Requirement:
In the entries below, find every line holding the string "中秋欢乐" and collect it.
___ Exercise data ___
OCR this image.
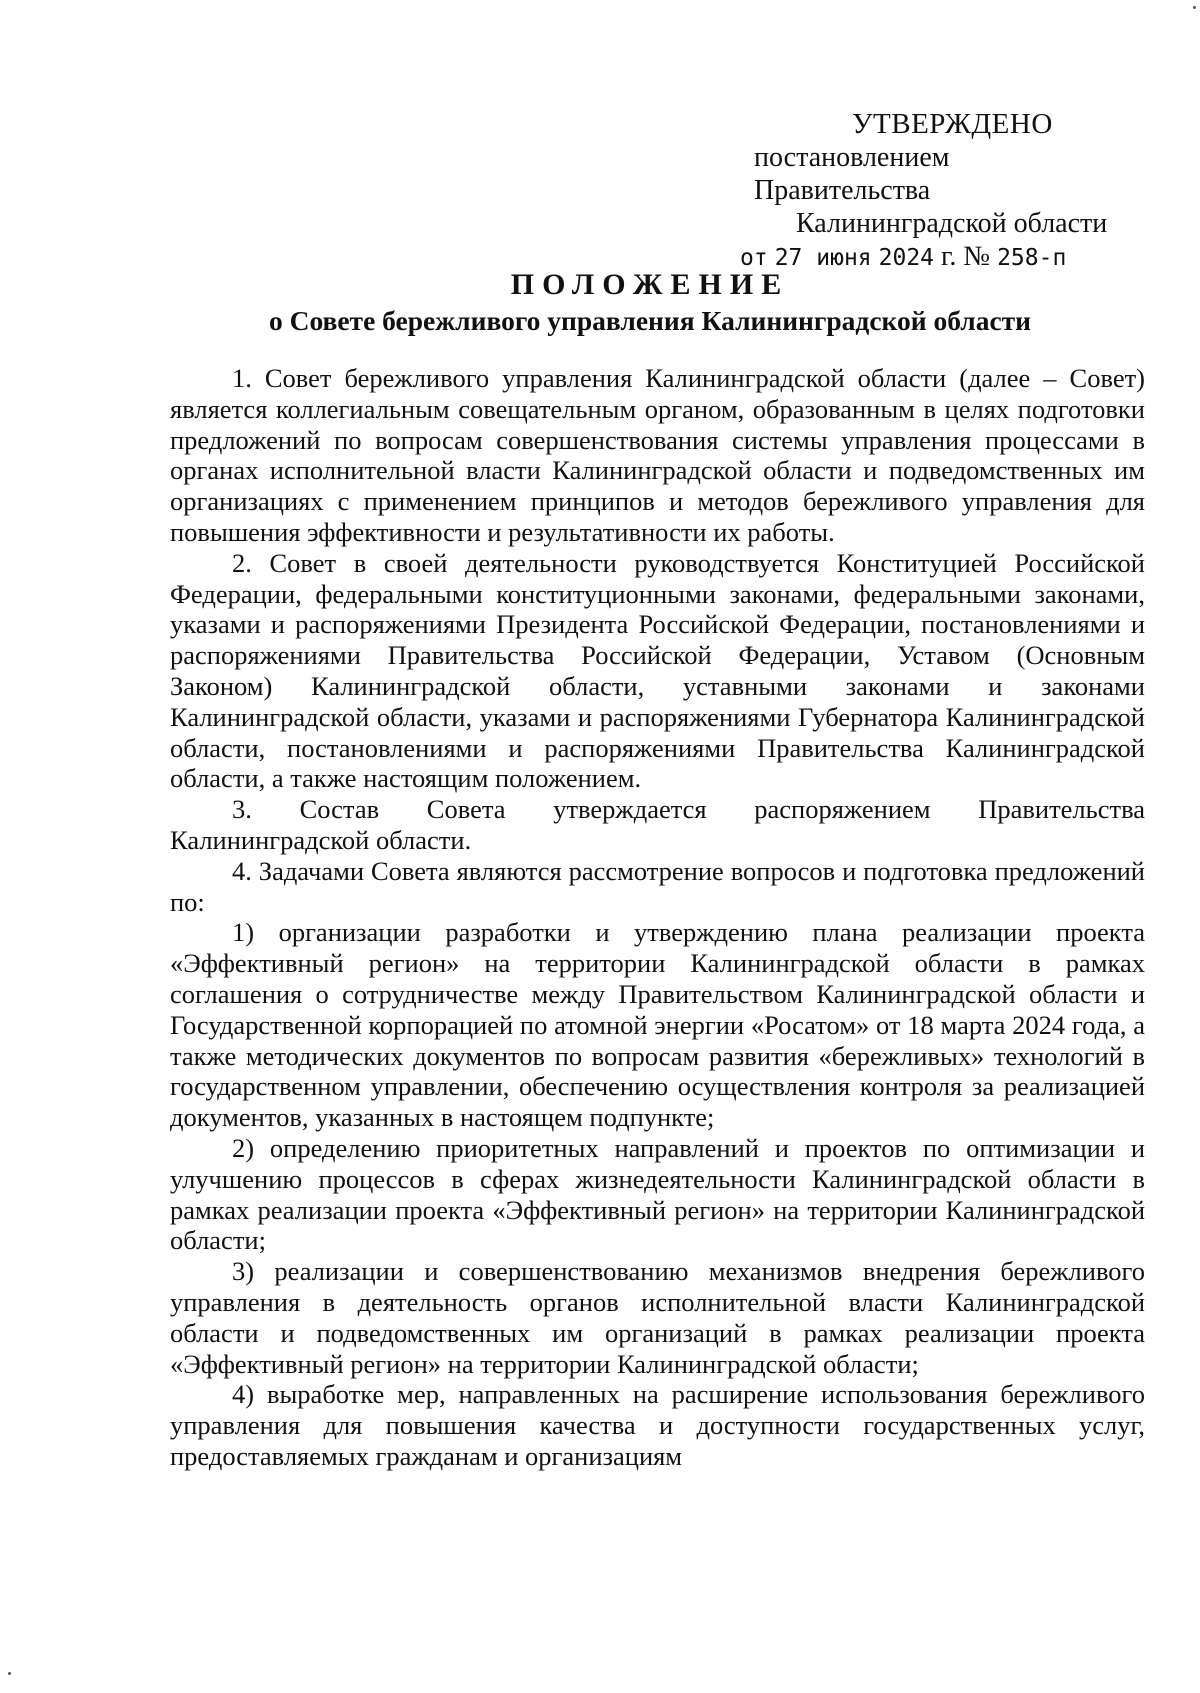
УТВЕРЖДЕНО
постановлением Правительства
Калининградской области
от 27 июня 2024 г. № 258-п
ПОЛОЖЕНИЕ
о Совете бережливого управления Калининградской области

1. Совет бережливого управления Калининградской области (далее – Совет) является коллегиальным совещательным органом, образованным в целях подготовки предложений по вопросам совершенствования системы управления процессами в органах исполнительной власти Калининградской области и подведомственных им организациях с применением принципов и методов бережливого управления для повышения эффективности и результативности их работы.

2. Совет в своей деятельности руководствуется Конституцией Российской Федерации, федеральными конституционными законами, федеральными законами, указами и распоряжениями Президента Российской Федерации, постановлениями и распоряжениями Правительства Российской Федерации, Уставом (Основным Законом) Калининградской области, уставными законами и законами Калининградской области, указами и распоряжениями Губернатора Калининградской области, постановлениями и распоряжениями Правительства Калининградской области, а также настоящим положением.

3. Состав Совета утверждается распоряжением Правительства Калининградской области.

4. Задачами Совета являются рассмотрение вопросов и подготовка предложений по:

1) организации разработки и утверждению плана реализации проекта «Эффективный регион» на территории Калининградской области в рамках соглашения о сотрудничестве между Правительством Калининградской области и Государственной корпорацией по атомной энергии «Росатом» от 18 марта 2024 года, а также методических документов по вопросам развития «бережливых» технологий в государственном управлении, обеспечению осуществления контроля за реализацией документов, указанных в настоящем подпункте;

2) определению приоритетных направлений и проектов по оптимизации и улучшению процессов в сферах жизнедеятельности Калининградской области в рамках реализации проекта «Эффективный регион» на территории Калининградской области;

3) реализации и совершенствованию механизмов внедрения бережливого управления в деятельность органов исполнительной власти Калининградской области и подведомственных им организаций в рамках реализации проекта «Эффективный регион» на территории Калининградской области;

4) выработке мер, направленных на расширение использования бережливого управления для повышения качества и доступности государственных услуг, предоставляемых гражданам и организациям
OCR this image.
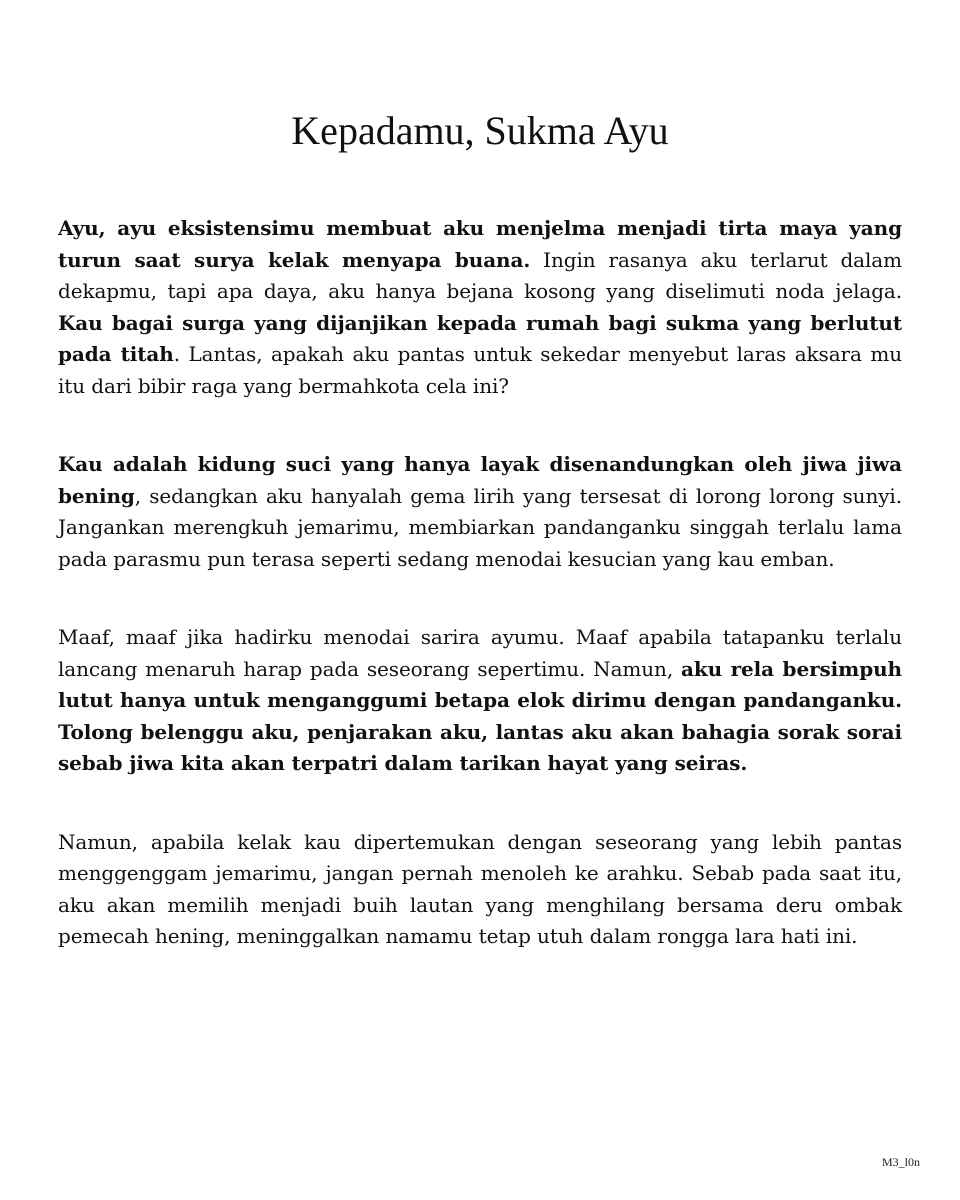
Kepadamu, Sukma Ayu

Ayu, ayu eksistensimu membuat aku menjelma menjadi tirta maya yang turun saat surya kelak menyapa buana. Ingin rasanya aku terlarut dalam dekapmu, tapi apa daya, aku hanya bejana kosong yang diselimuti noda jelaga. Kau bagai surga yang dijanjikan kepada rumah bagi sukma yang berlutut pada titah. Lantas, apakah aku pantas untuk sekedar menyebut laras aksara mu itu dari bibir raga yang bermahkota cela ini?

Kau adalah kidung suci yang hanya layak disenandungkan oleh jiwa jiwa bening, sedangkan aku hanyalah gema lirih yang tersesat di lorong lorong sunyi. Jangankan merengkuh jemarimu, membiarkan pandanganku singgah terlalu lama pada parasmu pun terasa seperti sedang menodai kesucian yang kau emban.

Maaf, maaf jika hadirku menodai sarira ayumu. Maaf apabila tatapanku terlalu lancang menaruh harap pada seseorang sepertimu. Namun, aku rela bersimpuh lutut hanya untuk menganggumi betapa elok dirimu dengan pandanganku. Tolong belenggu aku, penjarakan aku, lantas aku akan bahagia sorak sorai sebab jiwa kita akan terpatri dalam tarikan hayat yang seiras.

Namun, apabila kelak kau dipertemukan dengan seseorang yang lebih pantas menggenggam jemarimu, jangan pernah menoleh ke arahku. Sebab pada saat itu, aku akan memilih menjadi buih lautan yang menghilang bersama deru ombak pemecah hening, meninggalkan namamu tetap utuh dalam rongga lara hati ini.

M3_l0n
___
___ Exercise data ___
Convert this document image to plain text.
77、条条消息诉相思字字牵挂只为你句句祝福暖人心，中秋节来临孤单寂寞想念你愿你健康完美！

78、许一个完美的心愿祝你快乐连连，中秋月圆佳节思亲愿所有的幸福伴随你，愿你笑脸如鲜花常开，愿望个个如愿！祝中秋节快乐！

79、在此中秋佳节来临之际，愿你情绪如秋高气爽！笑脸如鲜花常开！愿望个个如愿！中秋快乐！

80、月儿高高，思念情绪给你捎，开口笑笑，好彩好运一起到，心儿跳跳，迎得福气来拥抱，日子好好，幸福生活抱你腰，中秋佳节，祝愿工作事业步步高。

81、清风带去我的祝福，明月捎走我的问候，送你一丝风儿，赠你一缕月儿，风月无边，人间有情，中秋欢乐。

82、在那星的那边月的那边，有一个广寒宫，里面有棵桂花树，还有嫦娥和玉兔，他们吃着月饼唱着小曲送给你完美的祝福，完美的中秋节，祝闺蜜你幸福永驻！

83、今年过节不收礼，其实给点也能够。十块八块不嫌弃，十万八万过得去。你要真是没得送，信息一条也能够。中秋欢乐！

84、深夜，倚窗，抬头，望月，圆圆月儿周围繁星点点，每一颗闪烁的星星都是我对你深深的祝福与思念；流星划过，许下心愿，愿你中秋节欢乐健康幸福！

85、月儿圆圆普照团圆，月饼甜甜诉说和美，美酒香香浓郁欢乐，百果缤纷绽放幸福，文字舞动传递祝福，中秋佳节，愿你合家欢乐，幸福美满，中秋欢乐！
___
Solution for this task:
81、清风带去我的祝福，明月捎走我的问候，送你一丝风儿，赠你一缕月儿，风月无边，人间有情，中秋欢乐。
83、今年过节不收礼，其实给点也能够。十块八块不嫌弃，十万八万过得去。你要真是没得送，信息一条也能够。中秋欢乐！
85、月儿圆圆普照团圆，月饼甜甜诉说和美，美酒香香浓郁欢乐，百果缤纷绽放幸福，文字舞动传递祝福，中秋佳节，愿你合家欢乐，幸福美满，中秋欢乐！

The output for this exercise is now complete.